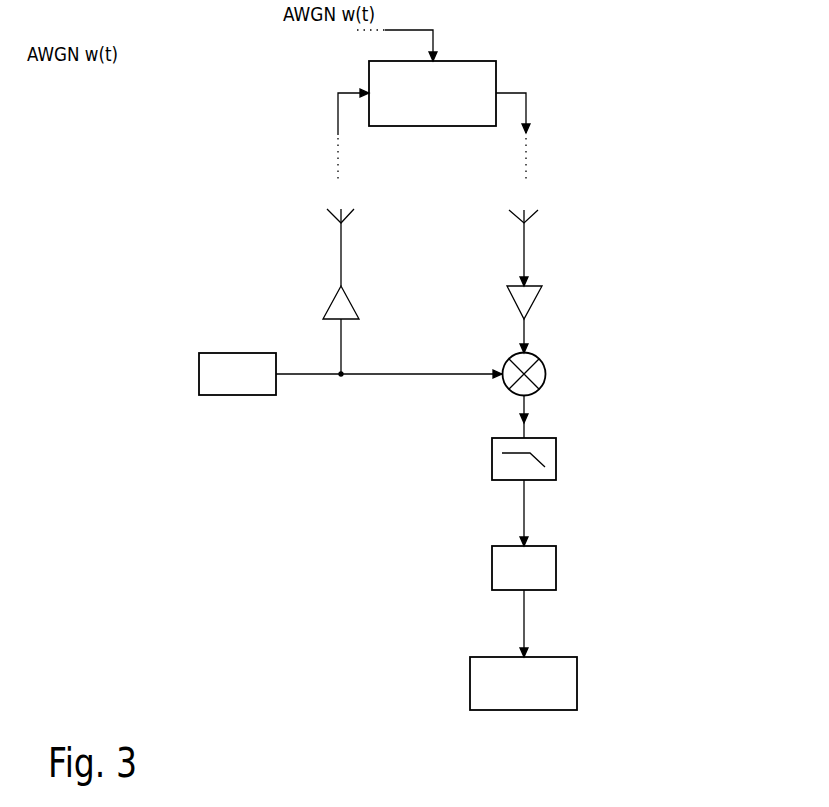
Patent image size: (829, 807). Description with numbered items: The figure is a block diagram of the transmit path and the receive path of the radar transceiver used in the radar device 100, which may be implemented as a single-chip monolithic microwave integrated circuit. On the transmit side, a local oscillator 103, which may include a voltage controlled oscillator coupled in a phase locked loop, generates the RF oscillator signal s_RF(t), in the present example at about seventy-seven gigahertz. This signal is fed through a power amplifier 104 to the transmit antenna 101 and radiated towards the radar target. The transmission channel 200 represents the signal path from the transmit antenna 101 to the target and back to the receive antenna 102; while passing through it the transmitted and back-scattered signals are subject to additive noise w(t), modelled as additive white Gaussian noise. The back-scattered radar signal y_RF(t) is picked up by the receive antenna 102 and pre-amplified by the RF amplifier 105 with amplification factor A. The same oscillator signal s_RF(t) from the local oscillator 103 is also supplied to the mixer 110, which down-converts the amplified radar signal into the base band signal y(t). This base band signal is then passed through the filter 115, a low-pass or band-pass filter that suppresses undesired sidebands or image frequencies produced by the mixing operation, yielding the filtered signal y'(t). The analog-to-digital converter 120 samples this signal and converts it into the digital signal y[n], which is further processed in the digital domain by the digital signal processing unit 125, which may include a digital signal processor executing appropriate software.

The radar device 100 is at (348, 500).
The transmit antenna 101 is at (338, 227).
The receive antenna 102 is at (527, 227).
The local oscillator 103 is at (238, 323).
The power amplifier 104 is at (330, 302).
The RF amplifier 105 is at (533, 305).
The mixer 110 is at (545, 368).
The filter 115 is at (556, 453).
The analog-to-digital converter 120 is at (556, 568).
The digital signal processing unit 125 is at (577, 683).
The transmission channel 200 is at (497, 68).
========
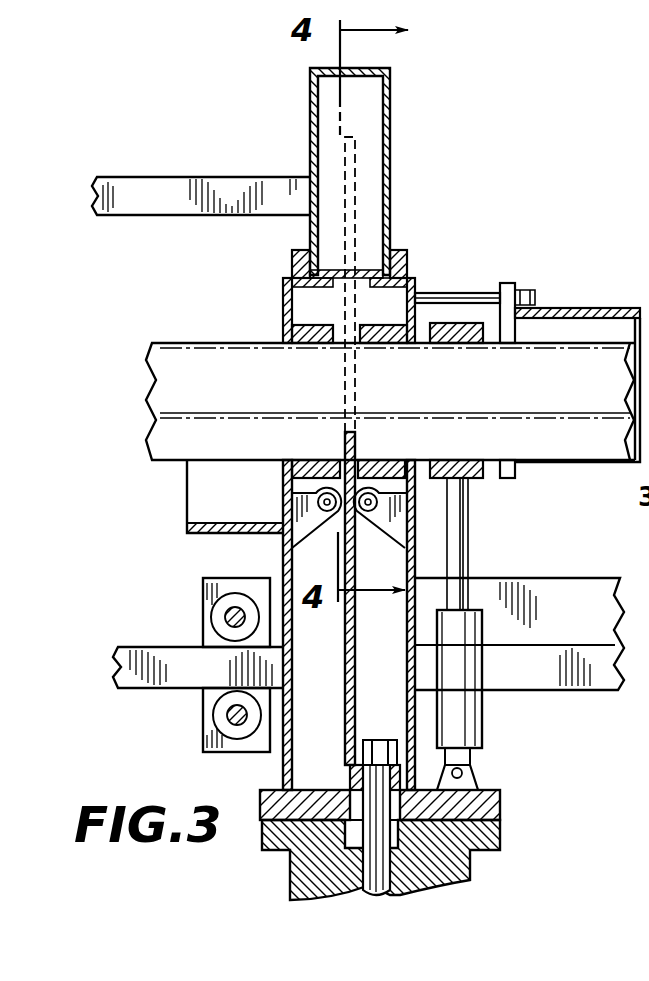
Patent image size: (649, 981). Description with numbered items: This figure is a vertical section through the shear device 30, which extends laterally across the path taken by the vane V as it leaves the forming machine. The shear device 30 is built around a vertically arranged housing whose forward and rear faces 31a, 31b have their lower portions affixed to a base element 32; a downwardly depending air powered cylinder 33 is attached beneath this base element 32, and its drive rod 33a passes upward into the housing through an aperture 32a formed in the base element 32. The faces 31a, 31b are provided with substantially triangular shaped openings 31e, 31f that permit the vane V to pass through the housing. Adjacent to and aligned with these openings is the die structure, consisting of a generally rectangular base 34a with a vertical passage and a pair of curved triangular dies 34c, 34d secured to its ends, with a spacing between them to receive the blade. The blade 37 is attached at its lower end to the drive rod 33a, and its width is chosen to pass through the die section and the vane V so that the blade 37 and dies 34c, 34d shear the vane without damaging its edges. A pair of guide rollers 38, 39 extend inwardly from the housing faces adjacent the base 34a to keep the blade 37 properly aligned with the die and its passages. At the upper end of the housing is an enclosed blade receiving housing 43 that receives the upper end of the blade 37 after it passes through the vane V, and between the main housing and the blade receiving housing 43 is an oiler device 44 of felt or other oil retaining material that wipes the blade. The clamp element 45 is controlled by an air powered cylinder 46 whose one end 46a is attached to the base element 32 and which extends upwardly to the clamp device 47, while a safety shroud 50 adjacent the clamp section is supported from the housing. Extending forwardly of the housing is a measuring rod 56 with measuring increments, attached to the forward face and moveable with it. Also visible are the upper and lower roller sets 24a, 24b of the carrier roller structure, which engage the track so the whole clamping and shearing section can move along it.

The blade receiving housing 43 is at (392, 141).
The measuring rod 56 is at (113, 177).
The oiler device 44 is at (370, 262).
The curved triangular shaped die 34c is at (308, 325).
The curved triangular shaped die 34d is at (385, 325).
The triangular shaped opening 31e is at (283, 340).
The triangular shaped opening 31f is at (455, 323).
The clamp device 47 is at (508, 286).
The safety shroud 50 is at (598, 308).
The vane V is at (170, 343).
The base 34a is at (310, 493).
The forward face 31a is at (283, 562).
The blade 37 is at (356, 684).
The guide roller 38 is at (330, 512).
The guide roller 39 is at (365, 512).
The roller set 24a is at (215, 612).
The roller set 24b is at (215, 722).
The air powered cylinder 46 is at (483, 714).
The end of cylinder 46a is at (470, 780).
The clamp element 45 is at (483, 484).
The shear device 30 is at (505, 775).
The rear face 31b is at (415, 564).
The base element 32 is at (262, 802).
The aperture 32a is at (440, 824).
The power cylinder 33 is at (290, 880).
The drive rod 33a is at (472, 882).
========
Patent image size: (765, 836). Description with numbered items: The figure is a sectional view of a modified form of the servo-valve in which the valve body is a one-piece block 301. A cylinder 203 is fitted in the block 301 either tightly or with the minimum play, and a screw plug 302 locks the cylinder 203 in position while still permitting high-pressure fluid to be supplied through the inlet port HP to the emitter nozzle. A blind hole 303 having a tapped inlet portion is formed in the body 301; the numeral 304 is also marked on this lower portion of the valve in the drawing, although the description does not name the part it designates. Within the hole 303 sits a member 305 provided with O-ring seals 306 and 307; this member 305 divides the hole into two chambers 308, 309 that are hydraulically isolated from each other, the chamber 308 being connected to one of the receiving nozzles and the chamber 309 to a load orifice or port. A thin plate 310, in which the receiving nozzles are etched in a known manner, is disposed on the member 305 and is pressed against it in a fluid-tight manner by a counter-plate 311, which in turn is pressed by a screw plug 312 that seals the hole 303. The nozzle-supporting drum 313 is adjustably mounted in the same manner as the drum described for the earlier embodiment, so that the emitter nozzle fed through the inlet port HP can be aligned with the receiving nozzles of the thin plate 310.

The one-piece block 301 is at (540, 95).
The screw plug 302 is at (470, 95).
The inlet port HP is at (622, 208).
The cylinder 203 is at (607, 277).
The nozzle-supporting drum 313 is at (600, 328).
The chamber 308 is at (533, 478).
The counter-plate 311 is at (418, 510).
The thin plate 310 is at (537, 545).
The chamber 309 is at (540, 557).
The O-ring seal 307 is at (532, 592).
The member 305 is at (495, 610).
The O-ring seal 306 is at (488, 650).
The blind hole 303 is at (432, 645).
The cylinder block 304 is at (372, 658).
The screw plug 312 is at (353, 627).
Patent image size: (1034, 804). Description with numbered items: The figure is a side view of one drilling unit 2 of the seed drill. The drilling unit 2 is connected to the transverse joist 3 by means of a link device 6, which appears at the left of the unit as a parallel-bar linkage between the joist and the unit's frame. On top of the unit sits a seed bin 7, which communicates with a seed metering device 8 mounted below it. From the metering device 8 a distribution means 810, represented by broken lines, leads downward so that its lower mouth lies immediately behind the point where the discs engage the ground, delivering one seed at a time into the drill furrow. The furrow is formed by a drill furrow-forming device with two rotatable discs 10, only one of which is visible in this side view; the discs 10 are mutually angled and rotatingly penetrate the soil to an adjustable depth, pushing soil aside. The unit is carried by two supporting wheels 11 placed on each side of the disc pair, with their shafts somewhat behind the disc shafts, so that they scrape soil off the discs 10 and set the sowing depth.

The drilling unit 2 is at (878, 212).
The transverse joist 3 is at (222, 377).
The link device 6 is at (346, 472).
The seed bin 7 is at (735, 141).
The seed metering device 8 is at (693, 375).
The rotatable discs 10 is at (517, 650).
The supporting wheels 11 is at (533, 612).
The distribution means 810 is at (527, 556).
========
What the exercise asks -> Retype everything in the records from the line containing "Patent image size: (765, 836)." down to the line containing "The nozzle-supporting drum 313 is at", both included and nothing else, keeping every character the same.

Answer to the problem ->
Patent image size: (765, 836). Description with numbered items: The figure is a sectional view of a modified form of the servo-valve in which the valve body is a one-piece block 301. A cylinder 203 is fitted in the block 301 either tightly or with the minimum play, and a screw plug 302 locks the cylinder 203 in position while still permitting high-pressure fluid to be supplied through the inlet port HP to the emitter nozzle. A blind hole 303 having a tapped inlet portion is formed in the body 301; the numeral 304 is also marked on this lower portion of the valve in the drawing, although the description does not name the part it designates. Within the hole 303 sits a member 305 provided with O-ring seals 306 and 307; this member 305 divides the hole into two chambers 308, 309 that are hydraulically isolated from each other, the chamber 308 being connected to one of the receiving nozzles and the chamber 309 to a load orifice or port. A thin plate 310, in which the receiving nozzles are etched in a known manner, is disposed on the member 305 and is pressed against it in a fluid-tight manner by a counter-plate 311, which in turn is pressed by a screw plug 312 that seals the hole 303. The nozzle-supporting drum 313 is adjustably mounted in the same manner as the drum described for the earlier embodiment, so that the emitter nozzle fed through the inlet port HP can be aligned with the receiving nozzles of the thin plate 310.

The one-piece block 301 is at (540, 95).
The screw plug 302 is at (470, 95).
The inlet port HP is at (622, 208).
The cylinder 203 is at (607, 277).
The nozzle-supporting drum 313 is at (600, 328).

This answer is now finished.